DO THIS
Write out each line exactly as it stands, please.

Recorded data:
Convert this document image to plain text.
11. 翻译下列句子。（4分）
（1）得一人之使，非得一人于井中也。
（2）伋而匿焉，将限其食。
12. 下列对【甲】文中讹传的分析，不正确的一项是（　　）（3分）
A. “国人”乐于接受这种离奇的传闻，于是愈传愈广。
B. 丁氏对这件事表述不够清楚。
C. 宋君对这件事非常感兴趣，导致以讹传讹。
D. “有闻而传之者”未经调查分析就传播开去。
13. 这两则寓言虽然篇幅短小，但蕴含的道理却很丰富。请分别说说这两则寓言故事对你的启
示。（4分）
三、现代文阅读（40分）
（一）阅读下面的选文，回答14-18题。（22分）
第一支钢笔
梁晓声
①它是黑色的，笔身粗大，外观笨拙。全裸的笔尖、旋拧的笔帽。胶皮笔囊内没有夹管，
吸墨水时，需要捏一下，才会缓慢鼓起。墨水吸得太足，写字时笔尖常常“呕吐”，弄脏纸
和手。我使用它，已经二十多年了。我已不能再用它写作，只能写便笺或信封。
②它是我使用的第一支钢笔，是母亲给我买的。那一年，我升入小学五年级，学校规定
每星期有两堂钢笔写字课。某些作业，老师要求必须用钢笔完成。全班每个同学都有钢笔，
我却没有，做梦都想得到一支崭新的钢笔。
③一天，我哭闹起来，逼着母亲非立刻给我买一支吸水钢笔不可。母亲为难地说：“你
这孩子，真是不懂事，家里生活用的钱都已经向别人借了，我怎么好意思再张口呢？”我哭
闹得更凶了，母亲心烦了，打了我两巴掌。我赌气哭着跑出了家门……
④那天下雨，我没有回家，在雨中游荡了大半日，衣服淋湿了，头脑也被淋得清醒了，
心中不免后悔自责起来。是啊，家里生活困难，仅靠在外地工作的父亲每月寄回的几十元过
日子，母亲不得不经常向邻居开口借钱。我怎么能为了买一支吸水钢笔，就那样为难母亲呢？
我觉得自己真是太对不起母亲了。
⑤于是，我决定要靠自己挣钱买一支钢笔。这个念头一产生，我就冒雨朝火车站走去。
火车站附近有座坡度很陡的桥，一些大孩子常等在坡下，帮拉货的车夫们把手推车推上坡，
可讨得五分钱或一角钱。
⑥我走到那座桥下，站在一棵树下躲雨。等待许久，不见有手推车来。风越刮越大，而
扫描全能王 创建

RESULT OF THE EXERCISE
Convert this document image to plain text.
11. 翻译下列句子。（4分）
（1）得一人之使，非得一人于井中也。
（2）伋而匿焉，将限其食。
12. 下列对【甲】文中讹传的分析，不正确的一项是（　　）（3分）
A. “国人”乐于接受这种离奇的传闻，于是愈传愈广。
B. 丁氏对这件事表述不够清楚。
C. 宋君对这件事非常感兴趣，导致以讹传讹。
D. “有闻而传之者”未经调查分析就传播开去。
13. 这两则寓言虽然篇幅短小，但蕴含的道理却很丰富。请分别说说这两则寓言故事对你的启
示。（4分）
三、现代文阅读（40分）
（一）阅读下面的选文，回答14-18题。（22分）
第一支钢笔
梁晓声
①它是黑色的，笔身粗大，外观笨拙。全裸的笔尖、旋拧的笔帽。胶皮笔囊内没有夹管，
吸墨水时，需要捏一下，才会缓慢鼓起。墨水吸得太足，写字时笔尖常常“呕吐”，弄脏纸
和手。我使用它，已经二十多年了。我已不能再用它写作，只能写便笺或信封。
②它是我使用的第一支钢笔，是母亲给我买的。那一年，我升入小学五年级，学校规定
每星期有两堂钢笔写字课。某些作业，老师要求必须用钢笔完成。全班每个同学都有钢笔，
我却没有，做梦都想得到一支崭新的钢笔。
③一天，我哭闹起来，逼着母亲非立刻给我买一支吸水钢笔不可。母亲为难地说：“你
这孩子，真是不懂事，家里生活用的钱都已经向别人借了，我怎么好意思再张口呢？”我哭
闹得更凶了，母亲心烦了，打了我两巴掌。我赌气哭着跑出了家门……
④那天下雨，我没有回家，在雨中游荡了大半日，衣服淋湿了，头脑也被淋得清醒了，
心中不免后悔自责起来。是啊，家里生活困难，仅靠在外地工作的父亲每月寄回的几十元过
日子，母亲不得不经常向邻居开口借钱。我怎么能为了买一支吸水钢笔，就那样为难母亲呢？
我觉得自己真是太对不起母亲了。
⑤于是，我决定要靠自己挣钱买一支钢笔。这个念头一产生，我就冒雨朝火车站走去。
火车站附近有座坡度很陡的桥，一些大孩子常等在坡下，帮拉货的车夫们把手推车推上坡，
可讨得五分钱或一角钱。
⑥我走到那座桥下，站在一棵树下躲雨。等待许久，不见有手推车来。风越刮越大，而
扫描全能王 创建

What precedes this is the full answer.